Comment représenter ? Face à l’épouvantable et massive boucherie, comment témoigner ? Comment continuer à peindre après ? Pour dire quoi ?
Même après la guerre, Dix ne désarme pas
Les croquis, cartes postales et aquarelles prolongés jusque dans les années 1920 par Otto Dix (1891-1969) sont de ceux qui bouleversent et livrent un véritable reportage de guerre. Dix, le soldat exemplaire, le témoin lucide, dessine sans discontinuer sur le front qu’il a rejoint comme volontaire dès août 1914. Champagne, Somme, Nord, Flandres, il est en première ligne.
Plus tard dans les années 1920, alors que l’Allemagne est déjà tentée par une relecture patriotique de la Grande Guerre, Dix ne désarme pas. Il reprend au plus près de la chair, l’horreur et le quotidien de la guerre. Il a tout vu. À la demande de son marchand, il grave un exceptionnel portfolio, Kriegsmappe, publié en 1924. La figuration véhémente de Dix a trouvé ses marques.
Parmi la série, ce Cadavre dans les barbelés (Flandres), des crânes où grouille la vermine, des scènes d’assaut et déjà quelques visages détruits, corps mutilés ou rafistolés. Les planches réalisées de mémoire mêlent scènes de combat réalistes aux compositions symboliques et spectaculaires.
Dans le même temps, Dix affûte un trait qui désormais grince, hachure, tranche, impitoyable de réalisme. L’aquarelle criarde Moi à Bruxelles le montre soldat, visière, poing sur la hanche et cigarette aux lèvres, à la suite d’une prostituée jupe retroussée. Dix ne dénonce pas, il montre.
......
> **CONSIGNES À TRAITER**
a - Les affirmations suivantes concordent-elles avec l'extrait sur Otto Dix ? Pour chacune, répondez par oui ou par non et citez les mots décisifs du texte : (i) Dix a rejoint le front comme volontaire dès août 1914. (ii) Le portfolio Kriegsmappe a été gravé à la demande du marchand de Dix. (iii) Les planches de la série ont été dessinées sur place, pendant les combats.
b - Selon l'extrait sur Otto Dix, pourquoi peut-on dire que, dans les années 1920, Dix « ne désarme pas » ? Répondez en une à trois phrases.
c - Écrivez la suite de l'extrait sur Otto Dix à partir de sa dernière phrase.
......
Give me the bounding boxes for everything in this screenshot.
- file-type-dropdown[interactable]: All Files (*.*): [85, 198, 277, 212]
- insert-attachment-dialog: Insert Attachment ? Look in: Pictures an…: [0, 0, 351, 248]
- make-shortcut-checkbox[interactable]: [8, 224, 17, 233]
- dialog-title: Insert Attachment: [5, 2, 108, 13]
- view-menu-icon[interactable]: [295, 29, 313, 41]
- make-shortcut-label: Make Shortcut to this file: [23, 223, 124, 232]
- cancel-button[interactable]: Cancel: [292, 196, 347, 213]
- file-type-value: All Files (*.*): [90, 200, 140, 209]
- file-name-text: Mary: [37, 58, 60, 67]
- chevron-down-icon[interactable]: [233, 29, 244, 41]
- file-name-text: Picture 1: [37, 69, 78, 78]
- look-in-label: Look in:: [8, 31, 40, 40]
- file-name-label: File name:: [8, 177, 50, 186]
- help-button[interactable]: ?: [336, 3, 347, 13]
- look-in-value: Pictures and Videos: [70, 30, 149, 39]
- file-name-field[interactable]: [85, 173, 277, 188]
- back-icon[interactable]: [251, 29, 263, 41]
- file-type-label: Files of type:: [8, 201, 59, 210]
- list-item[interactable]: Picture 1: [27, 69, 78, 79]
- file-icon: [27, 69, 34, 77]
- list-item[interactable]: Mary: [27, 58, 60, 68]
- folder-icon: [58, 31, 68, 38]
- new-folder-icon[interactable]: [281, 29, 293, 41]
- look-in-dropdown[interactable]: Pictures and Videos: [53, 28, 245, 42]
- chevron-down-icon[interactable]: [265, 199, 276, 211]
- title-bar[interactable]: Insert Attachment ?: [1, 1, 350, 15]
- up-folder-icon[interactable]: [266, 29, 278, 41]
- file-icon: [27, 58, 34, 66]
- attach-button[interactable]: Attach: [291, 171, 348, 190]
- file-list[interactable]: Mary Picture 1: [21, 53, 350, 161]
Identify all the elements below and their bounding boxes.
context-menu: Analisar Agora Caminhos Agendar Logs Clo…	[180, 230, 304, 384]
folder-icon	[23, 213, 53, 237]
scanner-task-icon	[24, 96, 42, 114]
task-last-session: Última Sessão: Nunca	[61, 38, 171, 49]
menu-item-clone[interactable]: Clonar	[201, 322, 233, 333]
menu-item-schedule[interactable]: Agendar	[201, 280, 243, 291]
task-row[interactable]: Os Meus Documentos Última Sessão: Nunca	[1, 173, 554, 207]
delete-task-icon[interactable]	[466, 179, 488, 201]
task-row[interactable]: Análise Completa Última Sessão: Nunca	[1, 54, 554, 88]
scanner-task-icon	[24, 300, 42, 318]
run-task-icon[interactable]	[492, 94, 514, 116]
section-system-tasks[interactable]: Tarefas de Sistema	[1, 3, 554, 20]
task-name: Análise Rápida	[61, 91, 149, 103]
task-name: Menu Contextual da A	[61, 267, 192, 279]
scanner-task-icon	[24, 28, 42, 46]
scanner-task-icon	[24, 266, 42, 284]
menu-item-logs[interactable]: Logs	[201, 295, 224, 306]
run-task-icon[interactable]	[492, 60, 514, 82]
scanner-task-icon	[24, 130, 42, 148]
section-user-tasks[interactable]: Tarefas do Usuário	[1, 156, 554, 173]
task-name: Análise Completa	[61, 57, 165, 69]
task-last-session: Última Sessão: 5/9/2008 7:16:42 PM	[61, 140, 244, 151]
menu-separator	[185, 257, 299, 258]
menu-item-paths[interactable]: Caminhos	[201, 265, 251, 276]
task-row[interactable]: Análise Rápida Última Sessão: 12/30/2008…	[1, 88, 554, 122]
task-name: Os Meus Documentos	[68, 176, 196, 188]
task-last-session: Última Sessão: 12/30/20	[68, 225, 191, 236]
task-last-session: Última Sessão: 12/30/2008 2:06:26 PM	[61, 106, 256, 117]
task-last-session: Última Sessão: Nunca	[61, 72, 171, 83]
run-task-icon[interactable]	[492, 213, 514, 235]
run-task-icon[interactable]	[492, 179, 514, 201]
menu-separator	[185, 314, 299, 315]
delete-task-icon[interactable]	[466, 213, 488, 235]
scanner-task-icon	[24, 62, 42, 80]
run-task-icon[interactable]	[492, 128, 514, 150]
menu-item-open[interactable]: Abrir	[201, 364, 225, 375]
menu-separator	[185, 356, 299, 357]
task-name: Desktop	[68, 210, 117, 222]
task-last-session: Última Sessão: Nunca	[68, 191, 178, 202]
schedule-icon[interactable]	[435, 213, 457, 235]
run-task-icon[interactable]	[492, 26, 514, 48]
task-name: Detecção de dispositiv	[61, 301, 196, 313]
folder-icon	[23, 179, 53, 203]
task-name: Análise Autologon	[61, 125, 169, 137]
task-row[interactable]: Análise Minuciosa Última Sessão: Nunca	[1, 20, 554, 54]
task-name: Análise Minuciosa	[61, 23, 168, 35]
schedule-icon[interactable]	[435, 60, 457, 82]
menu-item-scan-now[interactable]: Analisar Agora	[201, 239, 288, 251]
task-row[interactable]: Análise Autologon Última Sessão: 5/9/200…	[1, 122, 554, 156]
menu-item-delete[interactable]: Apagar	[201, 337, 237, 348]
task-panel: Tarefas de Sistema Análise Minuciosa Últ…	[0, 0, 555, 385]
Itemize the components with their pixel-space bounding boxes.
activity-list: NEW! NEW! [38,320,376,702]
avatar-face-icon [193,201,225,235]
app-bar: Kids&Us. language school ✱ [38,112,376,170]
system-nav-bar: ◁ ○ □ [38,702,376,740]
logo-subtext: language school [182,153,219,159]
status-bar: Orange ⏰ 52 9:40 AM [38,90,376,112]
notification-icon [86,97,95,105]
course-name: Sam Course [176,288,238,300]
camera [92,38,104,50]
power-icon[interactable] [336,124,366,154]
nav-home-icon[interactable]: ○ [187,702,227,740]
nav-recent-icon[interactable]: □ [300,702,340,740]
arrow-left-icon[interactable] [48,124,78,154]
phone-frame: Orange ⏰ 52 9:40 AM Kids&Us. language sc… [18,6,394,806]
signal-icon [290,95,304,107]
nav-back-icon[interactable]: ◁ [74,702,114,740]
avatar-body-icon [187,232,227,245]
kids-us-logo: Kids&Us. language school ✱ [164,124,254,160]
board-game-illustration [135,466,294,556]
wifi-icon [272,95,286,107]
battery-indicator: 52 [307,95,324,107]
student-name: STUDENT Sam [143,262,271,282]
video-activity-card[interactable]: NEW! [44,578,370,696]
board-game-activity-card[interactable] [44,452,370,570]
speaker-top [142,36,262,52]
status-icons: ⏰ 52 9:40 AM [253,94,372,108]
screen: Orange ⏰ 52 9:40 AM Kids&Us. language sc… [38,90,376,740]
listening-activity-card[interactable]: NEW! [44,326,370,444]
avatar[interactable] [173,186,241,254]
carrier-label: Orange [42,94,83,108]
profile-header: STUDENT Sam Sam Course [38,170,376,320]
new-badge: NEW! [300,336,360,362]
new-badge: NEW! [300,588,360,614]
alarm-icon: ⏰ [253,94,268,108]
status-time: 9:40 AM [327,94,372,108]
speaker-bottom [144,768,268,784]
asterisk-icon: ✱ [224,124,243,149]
......
> **RÉPONSES**
a -
(i) Oui : « sur le front qu’il a rejoint comme volontaire dès août 1914 ».
(ii) Oui : « À la demande de son marchand, il grave un exceptionnel portfolio, Kriegsmappe, publié en 1924 ».
(iii) Non : « Les planches réalisées de mémoire ».

b - Dans les années 1920, l'Allemagne est déjà tentée par une relecture patriotique de la Grande Guerre. Dix, lui, reprend au plus près de la chair l'horreur et le quotidien de la guerre.

c -
Pour Grosz, le combat devient social et politique
En revanche, George Grosz (1893-1959), lui, accuse. Il se porte volontaire en 1914 par dégoût de la culture bourgeoise mais, malade et psychologiquement meurtri, il est rapidement dispensé de front. Ce sont les années d’immédiat après-guerre durant lesquelles il s’engage auprès des révolutionnaires qui seront pour Grosz l’occasion de développer son talent de satiriste.
L’album des Brigands (Die Räuber), un bref recueil de lithographies croquées en 1922, brocarde sans pitié la bourgeoise et immorale république de Weimar ou « l’incroyable laideur de l’Allemagne ». La série se met comme toujours chez Grosz au service du combat politique. Ce sont les vainqueurs de la guerre : ici un gros et rustre patron, cou épais, œil vitreux, sourire satisfait et gros cigare sur la braguette qui se dissocie d’un second plan très graphique où on devine bâtiments et labeur ouvriers.
En 1927, Grosz mettait encore son trait aigu au service de sa haine du renouveau militariste. Soldats chargeant, ou la grotesque composition de bêtes avides piétinant leurs propres entrailles. « Fixer à jamais le ridicule et le grotesque du monde des petites fourmis industrieuses et dévastatrices qui m’entourait », ainsi Grosz résume-t-il l’objet de ses dessins.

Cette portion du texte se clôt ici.